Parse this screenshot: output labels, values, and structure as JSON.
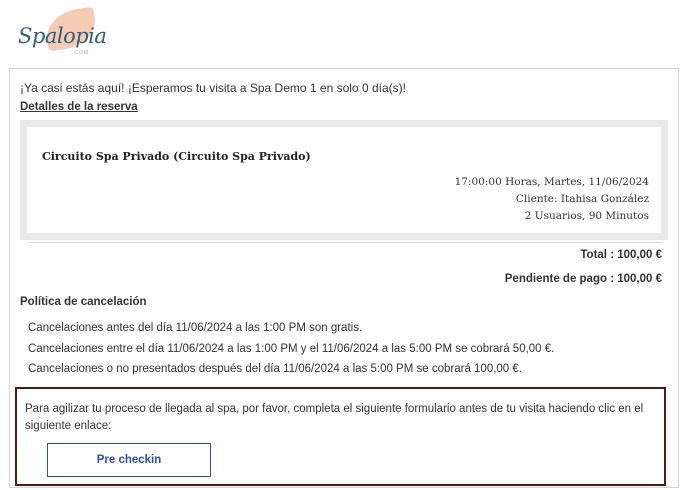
{
  "logo": {
    "brand": "Spalopia",
    "suffix": ".COM"
  },
  "message": {
    "greeting": "¡Ya casi estás aquí! ¡Esperamos tu visita a Spa Demo 1 en solo 0 día(s)!",
    "details_title": "Detalles de la reserva"
  },
  "booking": {
    "service": "Circuito Spa Privado (Circuito Spa Privado)",
    "datetime": "17:00:00 Horas, Martes, 11/06/2024",
    "client": "Cliente: Itahisa González",
    "users_duration": "2 Usuarios, 90 Minutos"
  },
  "totals": {
    "total": "Total : 100,00 €",
    "pending": "Pendiente de pago : 100,00 €"
  },
  "policy": {
    "title": "Política de cancelación",
    "items": [
      "Cancelaciones antes del día 11/06/2024 a las 1:00 PM son gratis.",
      "Cancelaciones entre el día 11/06/2024 a las 1:00 PM y el 11/06/2024 a las 5:00 PM se cobrará 50,00 €.",
      "Cancelaciones o no presentados después del día 11/06/2024 a las 5:00 PM se cobrará 100,00 €."
    ]
  },
  "checkin": {
    "text": "Para agilizar tu proceso de llegada al spa, por favor, completa el siguiente formulario antes de tu visita haciendo clic en el siguiente enlace:",
    "button_label": "Pre checkin"
  },
  "colors": {
    "brand": "#2f5f78",
    "accent_leaf": "#f3c2a8",
    "checkin_border": "#4a1c14",
    "button": "#2f4fa0"
  }
}
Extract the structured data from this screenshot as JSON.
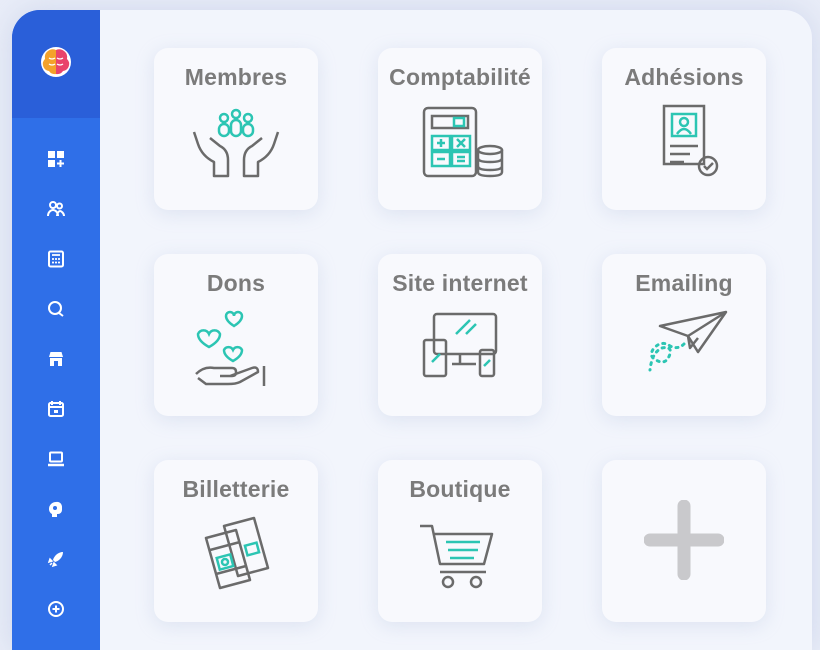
{
  "colors": {
    "sidebar": "#2f6fe8",
    "accent": "#2cc5b3",
    "icon_stroke": "#6b6b6b",
    "label": "#7b7b7b"
  },
  "sidebar": {
    "logo": "brain-logo",
    "items": [
      {
        "icon": "dashboard-add-icon"
      },
      {
        "icon": "members-icon"
      },
      {
        "icon": "calculator-icon"
      },
      {
        "icon": "chat-icon"
      },
      {
        "icon": "store-icon"
      },
      {
        "icon": "calendar-icon"
      },
      {
        "icon": "laptop-icon"
      },
      {
        "icon": "brain-icon"
      },
      {
        "icon": "rocket-icon"
      },
      {
        "icon": "add-circle-icon"
      }
    ]
  },
  "tiles": [
    {
      "label": "Membres",
      "icon": "hands-people-icon"
    },
    {
      "label": "Comptabilité",
      "icon": "calculator-coins-icon"
    },
    {
      "label": "Adhésions",
      "icon": "membership-card-icon"
    },
    {
      "label": "Dons",
      "icon": "hand-hearts-icon"
    },
    {
      "label": "Site internet",
      "icon": "devices-icon"
    },
    {
      "label": "Emailing",
      "icon": "paper-plane-icon"
    },
    {
      "label": "Billetterie",
      "icon": "tickets-icon"
    },
    {
      "label": "Boutique",
      "icon": "shopping-cart-icon"
    },
    {
      "label": "",
      "icon": "plus-icon"
    }
  ]
}
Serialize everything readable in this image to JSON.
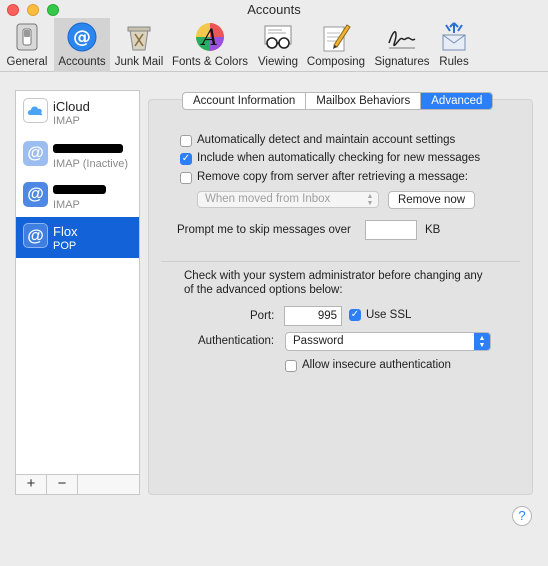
{
  "window": {
    "title": "Accounts"
  },
  "toolbar": {
    "items": [
      {
        "label": "General",
        "icon": "switch-icon"
      },
      {
        "label": "Accounts",
        "icon": "at-sign-icon"
      },
      {
        "label": "Junk Mail",
        "icon": "trash-icon"
      },
      {
        "label": "Fonts & Colors",
        "icon": "font-icon"
      },
      {
        "label": "Viewing",
        "icon": "glasses-icon"
      },
      {
        "label": "Composing",
        "icon": "pencil-icon"
      },
      {
        "label": "Signatures",
        "icon": "signature-icon"
      },
      {
        "label": "Rules",
        "icon": "rules-icon"
      }
    ],
    "selected": "Accounts"
  },
  "sidebar": {
    "accounts": [
      {
        "name": "iCloud",
        "type": "IMAP",
        "icon": "cloud-icon"
      },
      {
        "name": "",
        "type": "IMAP (Inactive)",
        "icon": "at-sign-icon",
        "name_redacted": true
      },
      {
        "name": "",
        "type": "IMAP",
        "icon": "at-sign-icon",
        "name_redacted": true
      },
      {
        "name": "Flox",
        "type": "POP",
        "icon": "at-sign-icon"
      }
    ],
    "selected": "Flox",
    "add_label": "+",
    "remove_label": "−"
  },
  "tabs": [
    {
      "label": "Account Information"
    },
    {
      "label": "Mailbox Behaviors"
    },
    {
      "label": "Advanced"
    }
  ],
  "selected_tab": "Advanced",
  "advanced": {
    "auto_detect": {
      "label": "Automatically detect and maintain account settings",
      "checked": false
    },
    "include_checking": {
      "label": "Include when automatically checking for new messages",
      "checked": true
    },
    "remove_copy": {
      "label": "Remove copy from server after retrieving a message:",
      "checked": false
    },
    "remove_when": {
      "value": "When moved from Inbox"
    },
    "remove_now_label": "Remove now",
    "prompt_label": "Prompt me to skip messages over",
    "prompt_value": "",
    "prompt_unit": "KB",
    "admin_note_line1": "Check with your system administrator before changing any",
    "admin_note_line2": "of the advanced options below:",
    "port_label": "Port:",
    "port_value": "995",
    "use_ssl": {
      "label": "Use SSL",
      "checked": true
    },
    "auth_label": "Authentication:",
    "auth_value": "Password",
    "insecure": {
      "label": "Allow insecure authentication",
      "checked": false
    }
  },
  "help_label": "?",
  "colors": {
    "accent": "#2d7ff7",
    "selection": "#1362d8"
  }
}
+ + + +
» **Stated exercise**: State the count of lines above containing the string "visita", and add nothing to it.

» **Exercise answer**: 2